Extract the lines that carry the string "Incoterms" from the listing.

■ **Information provided**
───

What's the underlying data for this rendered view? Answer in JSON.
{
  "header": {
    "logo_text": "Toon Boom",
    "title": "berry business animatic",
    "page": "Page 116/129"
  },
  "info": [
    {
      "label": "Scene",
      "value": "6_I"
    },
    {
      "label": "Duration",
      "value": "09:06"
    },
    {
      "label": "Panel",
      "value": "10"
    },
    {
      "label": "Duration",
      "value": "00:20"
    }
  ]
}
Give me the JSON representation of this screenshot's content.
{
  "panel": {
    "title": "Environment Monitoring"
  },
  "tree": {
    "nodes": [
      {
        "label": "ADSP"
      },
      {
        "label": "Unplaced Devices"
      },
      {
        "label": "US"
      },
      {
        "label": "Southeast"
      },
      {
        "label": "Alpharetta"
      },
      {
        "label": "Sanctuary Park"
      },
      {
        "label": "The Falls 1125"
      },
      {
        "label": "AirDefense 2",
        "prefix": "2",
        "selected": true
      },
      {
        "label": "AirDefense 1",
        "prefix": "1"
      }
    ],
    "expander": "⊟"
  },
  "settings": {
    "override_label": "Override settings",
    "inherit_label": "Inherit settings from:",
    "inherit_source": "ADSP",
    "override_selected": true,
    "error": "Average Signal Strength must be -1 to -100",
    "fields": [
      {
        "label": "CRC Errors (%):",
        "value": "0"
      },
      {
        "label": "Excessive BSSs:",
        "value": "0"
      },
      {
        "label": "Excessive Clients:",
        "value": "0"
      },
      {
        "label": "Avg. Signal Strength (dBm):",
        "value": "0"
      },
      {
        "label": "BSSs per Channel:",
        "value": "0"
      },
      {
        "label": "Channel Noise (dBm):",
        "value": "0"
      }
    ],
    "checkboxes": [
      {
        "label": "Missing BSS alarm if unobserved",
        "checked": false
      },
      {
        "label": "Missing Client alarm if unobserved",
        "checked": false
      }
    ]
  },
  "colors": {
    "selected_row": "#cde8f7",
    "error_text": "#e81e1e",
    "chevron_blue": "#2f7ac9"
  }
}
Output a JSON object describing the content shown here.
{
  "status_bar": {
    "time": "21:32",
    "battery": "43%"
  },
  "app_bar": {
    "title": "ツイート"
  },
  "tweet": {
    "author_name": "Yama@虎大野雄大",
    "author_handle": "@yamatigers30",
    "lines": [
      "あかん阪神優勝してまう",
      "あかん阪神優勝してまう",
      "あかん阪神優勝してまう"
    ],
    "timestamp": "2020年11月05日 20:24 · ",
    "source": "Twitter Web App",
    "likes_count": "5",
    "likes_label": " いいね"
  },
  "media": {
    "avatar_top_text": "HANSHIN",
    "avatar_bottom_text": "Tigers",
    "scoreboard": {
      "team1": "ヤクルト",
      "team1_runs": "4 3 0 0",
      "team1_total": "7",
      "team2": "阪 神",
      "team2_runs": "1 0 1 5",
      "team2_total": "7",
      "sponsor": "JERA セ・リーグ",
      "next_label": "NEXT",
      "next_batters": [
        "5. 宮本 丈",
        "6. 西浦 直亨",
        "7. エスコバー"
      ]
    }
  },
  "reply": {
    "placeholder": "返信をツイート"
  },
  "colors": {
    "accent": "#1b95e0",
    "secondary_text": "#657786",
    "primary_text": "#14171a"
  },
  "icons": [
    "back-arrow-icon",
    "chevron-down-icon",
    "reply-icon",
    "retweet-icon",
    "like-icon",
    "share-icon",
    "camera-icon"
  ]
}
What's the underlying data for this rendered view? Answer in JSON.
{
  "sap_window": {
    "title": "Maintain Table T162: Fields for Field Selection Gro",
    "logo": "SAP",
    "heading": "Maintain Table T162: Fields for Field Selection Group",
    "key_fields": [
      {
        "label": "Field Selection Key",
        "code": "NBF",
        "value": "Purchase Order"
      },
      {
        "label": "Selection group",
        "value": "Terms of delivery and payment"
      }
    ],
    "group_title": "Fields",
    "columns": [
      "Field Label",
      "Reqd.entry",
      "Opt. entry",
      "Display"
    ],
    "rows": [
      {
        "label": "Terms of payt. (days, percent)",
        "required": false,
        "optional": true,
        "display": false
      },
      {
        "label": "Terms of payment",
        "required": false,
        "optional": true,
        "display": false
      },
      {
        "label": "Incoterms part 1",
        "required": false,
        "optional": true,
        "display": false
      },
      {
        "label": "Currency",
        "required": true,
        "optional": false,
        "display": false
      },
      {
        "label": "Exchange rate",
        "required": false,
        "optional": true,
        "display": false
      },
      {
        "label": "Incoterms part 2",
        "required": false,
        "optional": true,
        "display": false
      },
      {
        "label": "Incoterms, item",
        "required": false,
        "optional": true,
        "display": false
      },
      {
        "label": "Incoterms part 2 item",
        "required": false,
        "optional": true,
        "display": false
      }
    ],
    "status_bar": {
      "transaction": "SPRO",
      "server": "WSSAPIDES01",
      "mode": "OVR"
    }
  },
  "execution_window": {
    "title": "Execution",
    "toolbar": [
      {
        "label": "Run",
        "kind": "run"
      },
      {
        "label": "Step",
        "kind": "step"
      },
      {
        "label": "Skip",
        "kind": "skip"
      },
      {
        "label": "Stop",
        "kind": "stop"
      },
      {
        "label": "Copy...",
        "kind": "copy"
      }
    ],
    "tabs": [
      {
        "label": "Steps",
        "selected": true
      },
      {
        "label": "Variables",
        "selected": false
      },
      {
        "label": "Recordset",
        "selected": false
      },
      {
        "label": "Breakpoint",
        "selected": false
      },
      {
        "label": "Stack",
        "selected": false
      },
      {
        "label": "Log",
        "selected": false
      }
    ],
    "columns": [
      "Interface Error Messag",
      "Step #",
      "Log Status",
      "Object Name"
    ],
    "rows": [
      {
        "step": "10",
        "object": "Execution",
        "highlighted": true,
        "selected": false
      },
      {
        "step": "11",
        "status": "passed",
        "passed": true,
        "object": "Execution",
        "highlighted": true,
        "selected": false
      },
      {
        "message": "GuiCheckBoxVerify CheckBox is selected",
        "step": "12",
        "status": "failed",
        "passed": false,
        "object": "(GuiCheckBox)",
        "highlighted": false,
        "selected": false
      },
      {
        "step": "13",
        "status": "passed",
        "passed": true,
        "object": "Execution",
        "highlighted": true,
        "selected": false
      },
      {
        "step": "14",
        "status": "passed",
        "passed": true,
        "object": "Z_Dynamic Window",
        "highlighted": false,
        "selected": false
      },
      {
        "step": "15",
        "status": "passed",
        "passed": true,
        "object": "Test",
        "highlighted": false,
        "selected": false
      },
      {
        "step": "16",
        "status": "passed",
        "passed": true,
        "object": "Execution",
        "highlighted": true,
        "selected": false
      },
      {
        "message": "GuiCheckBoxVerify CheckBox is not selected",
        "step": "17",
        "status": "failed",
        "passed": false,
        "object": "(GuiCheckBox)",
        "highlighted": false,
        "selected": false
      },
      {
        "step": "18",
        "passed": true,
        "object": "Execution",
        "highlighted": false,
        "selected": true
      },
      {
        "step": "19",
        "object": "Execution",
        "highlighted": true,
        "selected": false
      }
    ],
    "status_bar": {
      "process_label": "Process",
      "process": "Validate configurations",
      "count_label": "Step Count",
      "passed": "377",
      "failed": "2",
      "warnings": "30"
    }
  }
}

───

■ **Task solution**
        "label": "Incoterms part 1",
        "label": "Incoterms part 2",
        "label": "Incoterms, item",
        "label": "Incoterms part 2 item",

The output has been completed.